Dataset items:
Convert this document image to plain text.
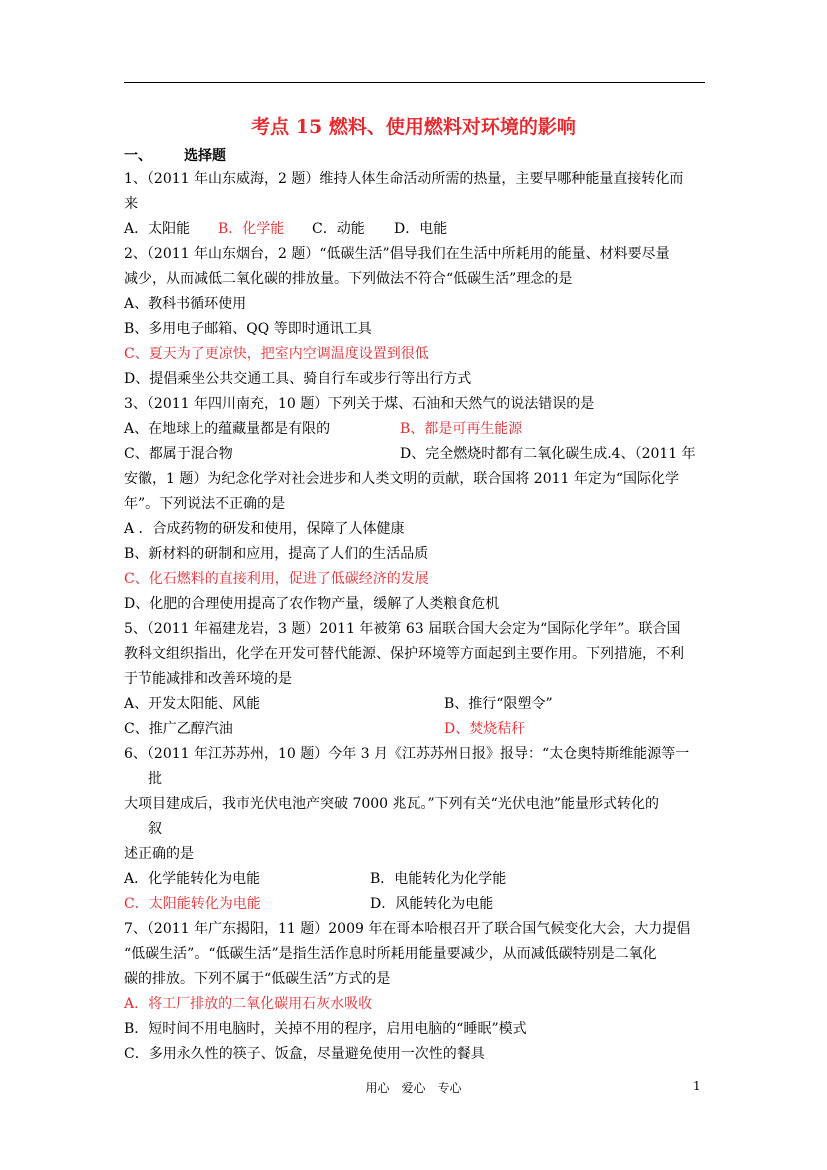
考点 15 燃料、使用燃料对环境的影响
一、 选择题
1、（2011 年山东威海，2 题）维持人体生命活动所需的热量，主要早哪种能量直接转化而
来
A．太阳能 B．化学能 C．动能 D．电能
2、（2011 年山东烟台，2 题）“低碳生活”倡导我们在生活中所耗用的能量、材料要尽量
减少，从而减低二氧化碳的排放量。下列做法不符合“低碳生活”理念的是
A、教科书循环使用
B、多用电子邮箱、QQ 等即时通讯工具
C、夏天为了更凉快，把室内空调温度设置到很低
D、提倡乘坐公共交通工具、骑自行车或步行等出行方式
3、（2011 年四川南充，10 题）下列关于煤、石油和天然气的说法错误的是
A、在地球上的蕴藏量都是有限的	B、都是可再生能源
C、都属于混合物	D、完全燃烧时都有二氧化碳生成.4、（2011 年
安徽，1 题）为纪念化学对社会进步和人类文明的贡献，联合国将 2011 年定为“国际化学
年”。下列说法不正确的是
A ．合成药物的研发和使用，保障了人体健康
B、新材料的研制和应用，提高了人们的生活品质
C、化石燃料的直接利用，促进了低碳经济的发展
D、化肥的合理使用提高了农作物产量，缓解了人类粮食危机
5、（2011 年福建龙岩，3 题）2011 年被第 63 届联合国大会定为“国际化学年”。联合国
教科文组织指出，化学在开发可替代能源、保护环境等方面起到主要作用。下列措施，不利
于节能减排和改善环境的是
A、开发太阳能、风能	B、推行“限塑令”
C、推广乙醇汽油	D、焚烧秸秆
6、（2011 年江苏苏州，10 题）今年 3 月《江苏苏州日报》报导：“太仓奥特斯维能源等一
批
大项目建成后，我市光伏电池产突破 7000 兆瓦。”下列有关“光伏电池”能量形式转化的
叙
述正确的是
A．化学能转化为电能	B．电能转化为化学能
C．太阳能转化为电能	D．风能转化为电能
7、（2011 年广东揭阳，11 题）2009 年在哥本哈根召开了联合国气候变化大会，大力提倡
“低碳生活”。“低碳生活”是指生活作息时所耗用能量要减少，从而减低碳特别是二氧化
碳的排放。下列不属于“低碳生活”方式的是
A．将工厂排放的二氧化碳用石灰水吸收
B．短时间不用电脑时，关掉不用的程序，启用电脑的“睡眠”模式
C．多用永久性的筷子、饭盒，尽量避免使用一次性的餐具
用心　爱心　专心	1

To do>
Report the number of lines in the entries above that include the word "低碳生活" and add nothing to it.

The reply>
4